» EXERCICE PROPOSÉ:
Indiquez si chacune des affirmations suivantes concorde avec le texte fourni. Répondez par oui ou par non, puis citez mot pour mot le passage qui tranche.
(a) Le référendum révocatoire du 10 août a été gagné par le Chef de l’État.
(b) Le projet constitutionnel ferait du quechua la seule langue officielle du pays.
(c) Le Brésil se solidarise avec Evo Morales.
━━━ TEXTE FOURNI
Evo Morales : au nom des Amérindiens ? N°286 - 2eme année

La vie politique bolivienne connaît bien des soubresauts. Entre le Président Evo Morales (né en 1959) et les préfets, élus, des départements le face à face est tendu. Le référendum révocatoire gagné par le Chef de l’Etat le 10 août s’est vu contesté par quelques-uns des préfets autonomistes. Le 7 décembre prochain les Boliviens voteront pour ou contre le projet constitutionnel d’Evo Morales qui devrait renforcer les droits des Amérindiens et faire du quechua et de l’aymara des langues officielles avec l’espagnol.
Le 11 septembre, l’expulsion de l’ambassadeur américain, Philipp Goldberg suspecté, par La Paz, de travailler de concert avec 4 des 9 préfets monte la tension d’un cran¹ (ce diplomate s’est distingué par son rôle dans la création du Kosovo). Tout indique d’autres rebondissements. Certains disent qu’un « coup d’état civil » est en marche. Les manifestants tués (entre 16 et plus de 30) à Cobija (Pando) en annoncent-ils d’autres ?L’éditorial de l’hebdomadaire bolivien
Pulso se veut dramatique en titrant : Prés du point de non-retour ! (“Cerca del punto de no retorno”)². Le Conseil national démocratique (CONALDE) qui regroupe les opposants à Evo Morales se dit prêt à se déplacer à Cobija pour soutenir le préfet de Pando, Leopoldo Fernandez, que La Paz veut sanctionner. Pourquoi? Parce qu’il a refusé d’appliquer l’état d’urgence.
Les pays d’Amérique latine suivent l’évolution de la crise bolivienne : le Venezuela de Chavez et le Honduras se solidarisent avec Evo Morales tandis que le Chili, l’Argentine, le Paraguay, le Brésil optent pour la prudence tant ils sont dépendants du gaz bolivien. A l’heure actuelle le gazoduc GASBOL serait entre les mains des partisans des préfets autonomistes.
━━━━━━
━━━ DONNÉES ENREGISTRÉES
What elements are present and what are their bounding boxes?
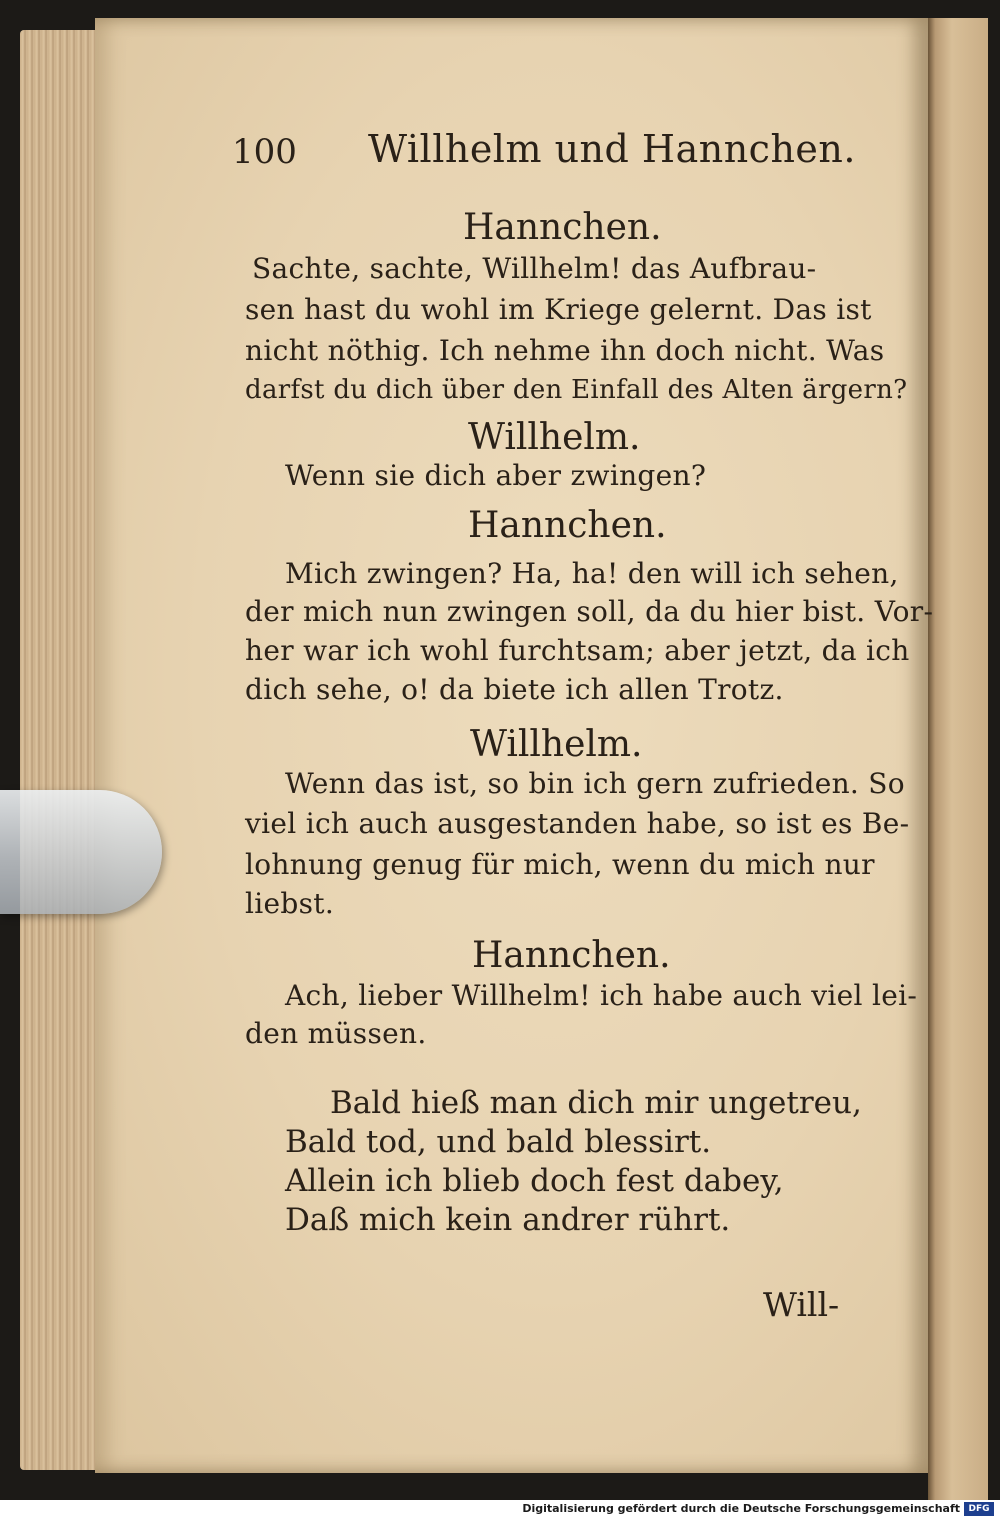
━━━━━━
━━━ DONNÉES ENREGISTRÉES
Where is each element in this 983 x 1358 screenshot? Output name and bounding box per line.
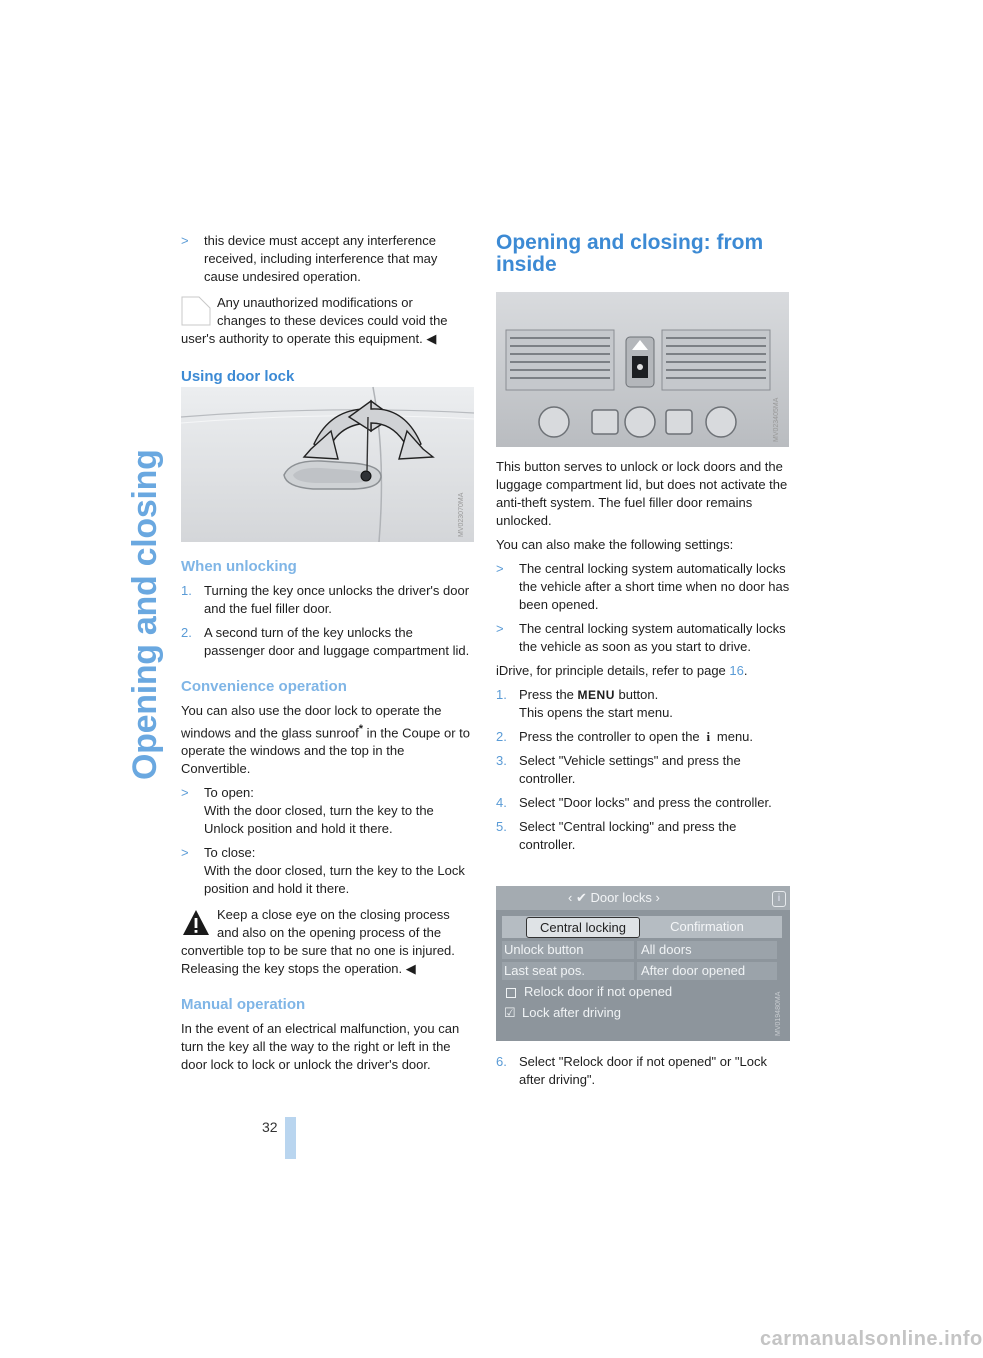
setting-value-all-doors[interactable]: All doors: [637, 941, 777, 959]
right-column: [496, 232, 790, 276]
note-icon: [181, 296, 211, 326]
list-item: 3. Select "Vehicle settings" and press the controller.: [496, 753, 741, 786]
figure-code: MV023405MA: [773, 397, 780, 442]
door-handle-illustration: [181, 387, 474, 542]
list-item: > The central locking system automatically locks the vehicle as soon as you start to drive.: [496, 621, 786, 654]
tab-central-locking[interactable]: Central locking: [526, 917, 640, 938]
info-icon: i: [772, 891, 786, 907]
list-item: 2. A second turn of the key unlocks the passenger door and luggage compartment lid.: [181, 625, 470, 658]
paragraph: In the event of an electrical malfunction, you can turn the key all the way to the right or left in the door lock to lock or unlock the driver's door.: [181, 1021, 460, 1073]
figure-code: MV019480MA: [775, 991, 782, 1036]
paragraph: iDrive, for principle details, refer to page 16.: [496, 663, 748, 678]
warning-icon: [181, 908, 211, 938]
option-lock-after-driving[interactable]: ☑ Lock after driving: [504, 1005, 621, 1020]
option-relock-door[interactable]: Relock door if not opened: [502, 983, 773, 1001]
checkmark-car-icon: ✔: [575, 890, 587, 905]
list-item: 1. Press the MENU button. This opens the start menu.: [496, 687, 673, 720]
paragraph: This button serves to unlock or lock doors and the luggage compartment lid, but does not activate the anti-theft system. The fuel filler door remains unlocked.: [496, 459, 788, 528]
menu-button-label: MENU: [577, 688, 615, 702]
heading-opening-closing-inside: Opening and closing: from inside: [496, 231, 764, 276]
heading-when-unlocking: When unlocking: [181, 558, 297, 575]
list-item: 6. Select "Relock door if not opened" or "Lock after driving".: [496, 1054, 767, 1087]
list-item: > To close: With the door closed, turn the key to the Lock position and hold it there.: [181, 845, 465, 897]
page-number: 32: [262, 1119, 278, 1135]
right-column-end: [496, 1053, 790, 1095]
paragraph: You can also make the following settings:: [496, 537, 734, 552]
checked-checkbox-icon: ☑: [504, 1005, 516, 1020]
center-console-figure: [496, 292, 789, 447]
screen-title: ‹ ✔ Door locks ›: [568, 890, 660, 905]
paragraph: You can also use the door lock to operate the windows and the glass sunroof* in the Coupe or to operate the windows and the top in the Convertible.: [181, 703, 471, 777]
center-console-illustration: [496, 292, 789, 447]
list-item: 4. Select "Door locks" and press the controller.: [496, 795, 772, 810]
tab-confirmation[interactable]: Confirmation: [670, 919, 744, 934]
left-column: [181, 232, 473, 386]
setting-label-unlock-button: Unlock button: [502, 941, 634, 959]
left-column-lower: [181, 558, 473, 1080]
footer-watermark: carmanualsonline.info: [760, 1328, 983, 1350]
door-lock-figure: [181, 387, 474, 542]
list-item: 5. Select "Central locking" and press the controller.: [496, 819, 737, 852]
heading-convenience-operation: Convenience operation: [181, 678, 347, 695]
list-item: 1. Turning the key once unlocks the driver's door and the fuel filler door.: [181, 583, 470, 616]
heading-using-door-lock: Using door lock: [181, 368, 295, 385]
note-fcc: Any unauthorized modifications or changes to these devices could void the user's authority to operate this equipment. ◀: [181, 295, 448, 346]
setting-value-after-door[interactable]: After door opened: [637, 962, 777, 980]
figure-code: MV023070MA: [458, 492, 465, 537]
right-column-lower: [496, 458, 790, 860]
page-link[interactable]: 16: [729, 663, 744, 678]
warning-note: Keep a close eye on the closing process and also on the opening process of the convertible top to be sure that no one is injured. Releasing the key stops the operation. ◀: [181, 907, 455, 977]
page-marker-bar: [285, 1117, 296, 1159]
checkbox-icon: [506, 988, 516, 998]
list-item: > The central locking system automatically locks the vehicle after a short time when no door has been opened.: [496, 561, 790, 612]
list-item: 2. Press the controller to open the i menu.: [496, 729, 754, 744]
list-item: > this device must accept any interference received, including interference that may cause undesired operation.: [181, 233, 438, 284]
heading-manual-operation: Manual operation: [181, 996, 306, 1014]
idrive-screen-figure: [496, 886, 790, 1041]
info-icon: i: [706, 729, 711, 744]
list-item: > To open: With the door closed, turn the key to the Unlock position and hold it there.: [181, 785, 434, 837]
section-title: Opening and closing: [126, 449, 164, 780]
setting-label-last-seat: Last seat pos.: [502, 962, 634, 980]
━━━━━━
» RÉPONSE ATTENDUE:
(a) Oui : « Le référendum révocatoire gagné par le Chef de l’Etat le 10 août ».
(b) Non : « faire du quechua et de l’aymara des langues officielles avec l’espagnol ».
(c) Non : « le Chili, l’Argentine, le Paraguay, le Brésil optent pour la prudence ».